### Excerpt to read

..............................

America produced some of the most innovative music on the planet this year in the form of bands like Animal Collective (and related solo projects) Lightning Bolt and Black Dice. Actually, I say America, but I mean the disenfranchised blue state coasts. If places like Brooklyn and Providence were producing a scene inspired by Japanoise bands, California had an equally weird take on hip hop in the form of the Anticon collective, with the CloudDead record being a highlight. And it was nice to welcome Brooklyn's Jason Forrest, aka sample insurgent Donna Summer, to Berlin as the latest American refugee. Expect a Momus / Forrest collaboration in 2005.

I noted a Shibuya-kei revival going on in Tokyo, but can't claim to be terribly excited by bands like Console, Plus Tech Squeezebox, Macdonald Duck Eclair, Dahlia, Migu, and Spank Happy. The latter approached me for some production work only to be told that I simply couldn't muster the required enthusiasm. The people I've been impressed with in Japan this year are on the experimental / noise scene. People like Cosmos (Sachiko M and Ami Yoshida) and the Off Site collective, especially Toshi Nakamura. Rumour is that he's collaborating with Kahimi Karie now; Shibuya-kei may be coming back, but the original Shibuya-kei artists are way off in left-field. Actually, I have been experiencing some 90s nostalgia recently. I discovered a cache of old video 8 tapes made by a teenager in 1995. They mostly consist of shots of Pizzicato 5 records -- white vinyl, clear vinyl, plush graphics -- spinning on a Cornelius turntable. Sometimes the camera pans to the window, and the Tokyo skyline. It sounds boring, but in fact these tapes are the most beautiful thing I've seen all year, and bring back in a vivid rush the incredible atmosphere of Tokyo in the 90s; the transcendental glamour, the sophisticated irony, the sense that style could save us all. Although I don't think the Shibuya-kei revival can ever touch the original movement, my Tokyo blogger friends Jean Snow and Marxy have a different view and can keep you up to date on developments.



My favourite live event of the year took place in August in a traditional Japanese tea house in Omihatchiman, on the shores of Lake Biwa, Japan. It involved a fusion of tea ceremony and laptop electronica / performance art, and featured my current favourite Japanese artist, Yuko Nexus6. The event was organised by Phirip, who's also worth watching. The best demo I was given this year came from Kaori Mitsushima. There was something fresh, simple and experimental about the Mon Minou CD she handed me at my Tokyo concert. Since Kaori was moving to Berlin to live with her Finnish-American boyfriend Mika, I headhunted her to work with me on the music for the Martin Crimp play I'm doing. If you're in Berlin, come along and hear the results. Performances are on 16th 18th 19th, and 20th November, and then there are two or three shows between November 22nd and 28th and a few in early January.



Some other kinds of music impressed me this year. First, there were the snatches of Tatar folk music I heard when I was in Izhevsk, which had me thinking, for a while, of making my next album 'tatartronic'. Then there was the fabulous Cantonese Opera I saw at the Sunbeam Theatre in Hong Kong. I bought a lot of old vinyl in markets in both Japan and Berlin, and it was mostly of the horspiel type -- dramatic productions using kabuki music, or old German children's records on the communist Litera label. I downloaded a lot of contemporary classical music from a file sharing service I can't tell you about -- stuff like the unreleased Lamonte Young concerts from the early 60s. And I discovered that I really like Alejandra and Aeron, founders of the Lucky Kitchen label.

..............................

### Exercise requirements
1. Copy the passage of the music review from "My favourite live" up to and including "in early January.".
2. Answer these questions using the music review.
(a) Where did the favorite live event of the year take place?
(b) What label were the old German children's records on?
(c) Which record is named as a highlight from the Anticon collective?

### Records
..............................

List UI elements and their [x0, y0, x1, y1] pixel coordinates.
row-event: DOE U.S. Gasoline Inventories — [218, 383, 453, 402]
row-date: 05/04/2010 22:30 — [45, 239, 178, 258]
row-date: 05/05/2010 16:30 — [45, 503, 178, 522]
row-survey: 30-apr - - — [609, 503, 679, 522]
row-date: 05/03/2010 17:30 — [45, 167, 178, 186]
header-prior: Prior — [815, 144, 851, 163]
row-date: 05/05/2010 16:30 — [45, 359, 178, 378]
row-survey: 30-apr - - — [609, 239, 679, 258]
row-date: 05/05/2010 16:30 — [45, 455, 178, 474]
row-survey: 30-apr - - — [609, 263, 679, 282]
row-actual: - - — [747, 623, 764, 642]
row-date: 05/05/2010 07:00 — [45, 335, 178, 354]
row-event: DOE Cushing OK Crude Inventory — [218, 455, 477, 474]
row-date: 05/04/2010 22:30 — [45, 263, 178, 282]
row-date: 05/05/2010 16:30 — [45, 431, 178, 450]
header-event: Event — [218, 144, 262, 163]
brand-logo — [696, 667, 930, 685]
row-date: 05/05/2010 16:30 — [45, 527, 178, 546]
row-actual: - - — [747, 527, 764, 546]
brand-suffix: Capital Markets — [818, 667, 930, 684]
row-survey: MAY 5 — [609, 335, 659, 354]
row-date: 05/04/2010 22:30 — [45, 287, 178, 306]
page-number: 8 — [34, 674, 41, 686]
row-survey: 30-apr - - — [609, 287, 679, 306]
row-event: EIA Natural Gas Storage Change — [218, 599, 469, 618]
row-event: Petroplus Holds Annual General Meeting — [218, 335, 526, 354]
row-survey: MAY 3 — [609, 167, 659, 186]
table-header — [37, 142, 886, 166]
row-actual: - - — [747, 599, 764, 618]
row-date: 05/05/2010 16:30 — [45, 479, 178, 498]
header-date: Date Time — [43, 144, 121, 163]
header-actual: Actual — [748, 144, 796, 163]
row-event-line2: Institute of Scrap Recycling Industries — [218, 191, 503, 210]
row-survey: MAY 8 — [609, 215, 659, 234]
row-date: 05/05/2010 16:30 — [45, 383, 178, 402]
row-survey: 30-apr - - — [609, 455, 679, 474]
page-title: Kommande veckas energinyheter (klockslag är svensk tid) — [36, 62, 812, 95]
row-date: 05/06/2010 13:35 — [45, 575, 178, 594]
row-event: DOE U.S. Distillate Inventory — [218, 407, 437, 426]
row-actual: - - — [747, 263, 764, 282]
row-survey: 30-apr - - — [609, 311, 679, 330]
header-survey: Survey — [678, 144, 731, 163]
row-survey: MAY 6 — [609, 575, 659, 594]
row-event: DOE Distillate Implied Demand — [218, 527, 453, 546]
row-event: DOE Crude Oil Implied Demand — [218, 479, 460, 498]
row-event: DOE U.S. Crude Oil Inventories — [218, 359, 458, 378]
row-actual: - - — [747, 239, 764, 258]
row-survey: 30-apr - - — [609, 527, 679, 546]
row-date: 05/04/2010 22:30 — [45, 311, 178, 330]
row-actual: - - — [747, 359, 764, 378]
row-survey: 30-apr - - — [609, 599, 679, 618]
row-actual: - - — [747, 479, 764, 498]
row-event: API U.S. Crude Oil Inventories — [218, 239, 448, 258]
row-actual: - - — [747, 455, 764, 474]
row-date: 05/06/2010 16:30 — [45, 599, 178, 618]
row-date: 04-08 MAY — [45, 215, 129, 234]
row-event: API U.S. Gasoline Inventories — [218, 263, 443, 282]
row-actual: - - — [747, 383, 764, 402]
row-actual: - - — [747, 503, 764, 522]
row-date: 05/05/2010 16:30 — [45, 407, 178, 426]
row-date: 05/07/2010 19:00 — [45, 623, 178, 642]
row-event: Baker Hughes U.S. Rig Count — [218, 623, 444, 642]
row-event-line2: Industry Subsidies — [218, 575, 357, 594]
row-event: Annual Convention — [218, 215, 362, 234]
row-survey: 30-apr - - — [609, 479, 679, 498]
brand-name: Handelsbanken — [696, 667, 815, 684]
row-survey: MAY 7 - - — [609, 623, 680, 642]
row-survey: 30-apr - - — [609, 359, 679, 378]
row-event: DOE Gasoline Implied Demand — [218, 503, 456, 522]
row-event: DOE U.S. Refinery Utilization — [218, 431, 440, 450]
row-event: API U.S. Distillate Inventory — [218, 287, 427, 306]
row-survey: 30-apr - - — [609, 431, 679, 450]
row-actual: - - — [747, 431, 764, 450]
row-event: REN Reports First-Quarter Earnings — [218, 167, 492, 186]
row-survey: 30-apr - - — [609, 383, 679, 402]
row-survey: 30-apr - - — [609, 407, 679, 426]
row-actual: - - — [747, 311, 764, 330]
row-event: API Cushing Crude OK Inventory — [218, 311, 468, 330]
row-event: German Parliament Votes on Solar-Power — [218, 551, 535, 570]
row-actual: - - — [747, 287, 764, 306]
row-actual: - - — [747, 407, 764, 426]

..............................

### Responses by item number
1.
My favourite live event of the year took place in August in a traditional Japanese tea house in Omihatchiman, on the shores of Lake Biwa, Japan. It involved a fusion of tea ceremony and laptop electronica / performance art, and featured my current favourite Japanese artist, Yuko Nexus6. The event was organised by Phirip, who's also worth watching. The best demo I was given this year came from Kaori Mitsushima. There was something fresh, simple and experimental about the Mon Minou CD she handed me at my Tokyo concert. Since Kaori was moving to Berlin to live with her Finnish-American boyfriend Mika, I headhunted her to work with me on the music for the Martin Crimp play I'm doing. If you're in Berlin, come along and hear the results. Performances are on 16th 18th 19th, and 20th November, and then there are two or three shows between November 22nd and 28th and a few in early January.

2.
(a) In a traditional Japanese tea house in Omihatchiman, on the shores of Lake Biwa, Japan.
(b) The communist Litera label.
(c) The CloudDead record.